*WHAT YOU NEED TO DO*: How many of the lines below contain "this"? Answer with that number alone.

— start RECORDS SHOWN —

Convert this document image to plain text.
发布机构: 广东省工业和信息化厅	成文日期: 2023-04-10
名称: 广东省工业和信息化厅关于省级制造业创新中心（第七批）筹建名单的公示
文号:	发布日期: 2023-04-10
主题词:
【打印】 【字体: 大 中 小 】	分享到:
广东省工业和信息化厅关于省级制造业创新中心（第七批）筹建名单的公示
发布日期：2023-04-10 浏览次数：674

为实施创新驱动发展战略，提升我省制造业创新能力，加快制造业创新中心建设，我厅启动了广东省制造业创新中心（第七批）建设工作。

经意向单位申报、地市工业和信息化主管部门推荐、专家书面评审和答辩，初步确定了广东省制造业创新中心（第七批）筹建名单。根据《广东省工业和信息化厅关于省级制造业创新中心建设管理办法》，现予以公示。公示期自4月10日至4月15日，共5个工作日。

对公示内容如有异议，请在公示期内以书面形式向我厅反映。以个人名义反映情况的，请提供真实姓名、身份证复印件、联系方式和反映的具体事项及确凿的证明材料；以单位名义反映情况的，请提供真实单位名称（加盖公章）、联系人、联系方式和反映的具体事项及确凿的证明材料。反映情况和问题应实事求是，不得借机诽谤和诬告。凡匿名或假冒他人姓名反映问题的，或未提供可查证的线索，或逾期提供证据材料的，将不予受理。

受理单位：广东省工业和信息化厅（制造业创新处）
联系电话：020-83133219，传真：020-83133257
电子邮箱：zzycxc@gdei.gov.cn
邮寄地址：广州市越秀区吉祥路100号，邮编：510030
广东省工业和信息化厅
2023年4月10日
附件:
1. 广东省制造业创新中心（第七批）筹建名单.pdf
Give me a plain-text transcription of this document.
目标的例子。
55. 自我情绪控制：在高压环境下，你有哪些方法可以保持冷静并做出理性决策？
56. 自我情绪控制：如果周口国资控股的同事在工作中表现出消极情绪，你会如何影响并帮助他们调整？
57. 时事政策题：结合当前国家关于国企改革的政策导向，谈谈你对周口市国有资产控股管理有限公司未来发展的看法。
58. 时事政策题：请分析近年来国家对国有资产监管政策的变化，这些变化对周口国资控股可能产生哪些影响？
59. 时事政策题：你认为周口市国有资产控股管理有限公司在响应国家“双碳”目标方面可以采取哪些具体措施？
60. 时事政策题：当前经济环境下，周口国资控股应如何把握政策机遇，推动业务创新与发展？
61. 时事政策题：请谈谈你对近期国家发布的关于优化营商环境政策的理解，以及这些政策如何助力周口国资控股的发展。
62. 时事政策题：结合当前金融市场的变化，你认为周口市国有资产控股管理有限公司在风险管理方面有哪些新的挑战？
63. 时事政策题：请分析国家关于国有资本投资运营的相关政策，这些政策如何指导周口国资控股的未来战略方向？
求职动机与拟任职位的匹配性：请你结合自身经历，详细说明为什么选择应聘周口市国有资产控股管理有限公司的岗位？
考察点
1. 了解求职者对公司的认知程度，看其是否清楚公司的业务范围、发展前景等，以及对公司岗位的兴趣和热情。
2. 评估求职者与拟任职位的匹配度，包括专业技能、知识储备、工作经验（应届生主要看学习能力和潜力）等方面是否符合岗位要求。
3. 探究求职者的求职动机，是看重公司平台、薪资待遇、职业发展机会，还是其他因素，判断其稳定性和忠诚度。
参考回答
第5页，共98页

— end RECORDS SHOWN —

*COMPLETED EXERCISE*: 2